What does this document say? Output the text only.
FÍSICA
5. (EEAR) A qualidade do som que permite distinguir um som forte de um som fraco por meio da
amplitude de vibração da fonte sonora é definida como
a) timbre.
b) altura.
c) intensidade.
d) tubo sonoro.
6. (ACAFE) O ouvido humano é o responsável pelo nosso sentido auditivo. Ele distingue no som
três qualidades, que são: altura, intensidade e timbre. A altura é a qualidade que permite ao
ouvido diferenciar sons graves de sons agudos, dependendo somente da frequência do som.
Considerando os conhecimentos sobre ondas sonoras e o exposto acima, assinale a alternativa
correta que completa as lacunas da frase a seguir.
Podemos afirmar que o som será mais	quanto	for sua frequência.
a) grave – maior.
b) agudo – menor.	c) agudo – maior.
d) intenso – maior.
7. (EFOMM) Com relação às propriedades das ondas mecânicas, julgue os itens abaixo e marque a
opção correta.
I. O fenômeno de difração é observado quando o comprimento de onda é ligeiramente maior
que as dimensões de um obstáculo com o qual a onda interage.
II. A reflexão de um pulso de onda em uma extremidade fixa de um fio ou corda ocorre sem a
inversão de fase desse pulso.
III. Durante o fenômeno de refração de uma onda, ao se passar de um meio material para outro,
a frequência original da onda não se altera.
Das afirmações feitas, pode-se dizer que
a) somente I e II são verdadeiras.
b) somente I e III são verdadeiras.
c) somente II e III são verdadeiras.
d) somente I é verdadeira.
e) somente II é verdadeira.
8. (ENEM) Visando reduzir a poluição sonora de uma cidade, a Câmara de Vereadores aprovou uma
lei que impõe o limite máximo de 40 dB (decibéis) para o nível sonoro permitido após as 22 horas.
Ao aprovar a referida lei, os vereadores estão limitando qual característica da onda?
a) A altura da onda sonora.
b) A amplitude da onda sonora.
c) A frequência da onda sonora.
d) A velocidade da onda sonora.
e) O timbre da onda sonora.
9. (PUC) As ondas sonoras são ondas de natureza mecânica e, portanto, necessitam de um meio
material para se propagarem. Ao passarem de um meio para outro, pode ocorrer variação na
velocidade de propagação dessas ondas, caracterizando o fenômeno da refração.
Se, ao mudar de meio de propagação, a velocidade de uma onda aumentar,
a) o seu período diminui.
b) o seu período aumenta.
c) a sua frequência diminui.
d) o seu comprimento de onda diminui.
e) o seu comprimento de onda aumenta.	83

========================

→ TASK GOAL
Count how many lines in the data above hold the string "pulso", and give the number with no other words.

→ PROBLEM SOLUTION
2